━━━ Dataset

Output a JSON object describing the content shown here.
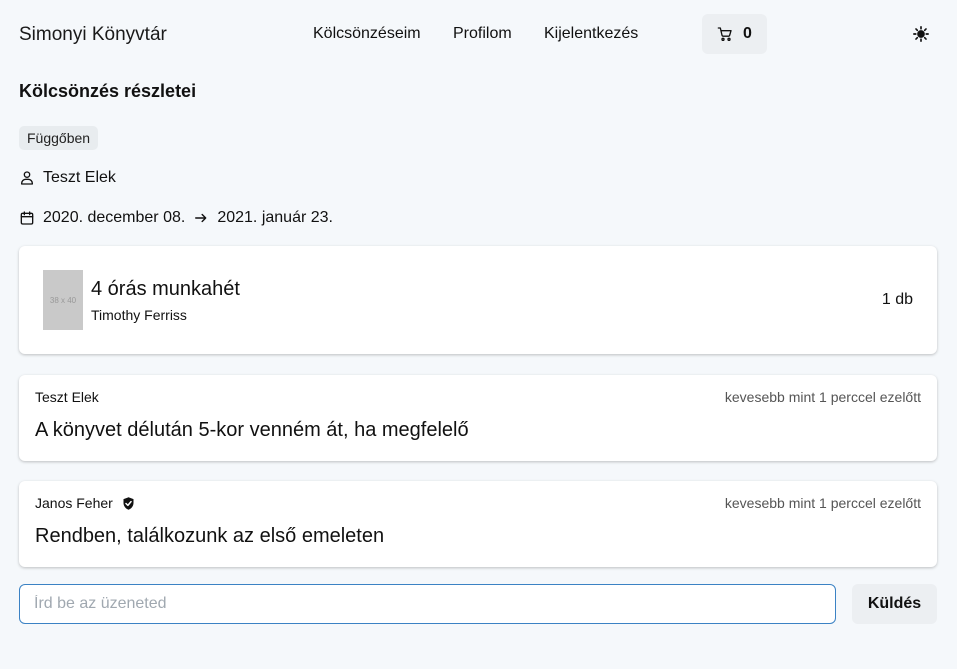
{
  "nav": {
    "brand": "Simonyi Könyvtár",
    "links": [
      "Kölcsönzéseim",
      "Profilom",
      "Kijelentkezés"
    ],
    "cart_count": "0",
    "cart_icon": "cart-icon",
    "theme_icon": "sun-icon"
  },
  "page": {
    "title": "Kölcsönzés részletei",
    "status": "Függőben",
    "user": "Teszt Elek",
    "date_from": "2020. december 08.",
    "date_to": "2021. január 23."
  },
  "book": {
    "title": "4 órás munkahét",
    "author": "Timothy Ferriss",
    "quantity": "1 db",
    "thumbnail_text": "38 x 40"
  },
  "messages": [
    {
      "author": "Teszt Elek",
      "verified": false,
      "time": "kevesebb mint 1 perccel ezelőtt",
      "text": "A könyvet délután 5-kor venném át, ha megfelelő"
    },
    {
      "author": "Janos Feher",
      "verified": true,
      "time": "kevesebb mint 1 perccel ezelőtt",
      "text": "Rendben, találkozunk az első emeleten"
    }
  ],
  "composer": {
    "placeholder": "Írd be az üzeneted",
    "value": "",
    "send_label": "Küldés"
  },
  "colors": {
    "background": "#f5f8fb",
    "input_border": "#3b82c4",
    "button_bg": "#eceff2"
  }
}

━━━━━━

Collect the lines that hold "author".

Written response:
    "author": "Timothy Ferriss",
      "author": "Teszt Elek",
      "author": "Janos Feher",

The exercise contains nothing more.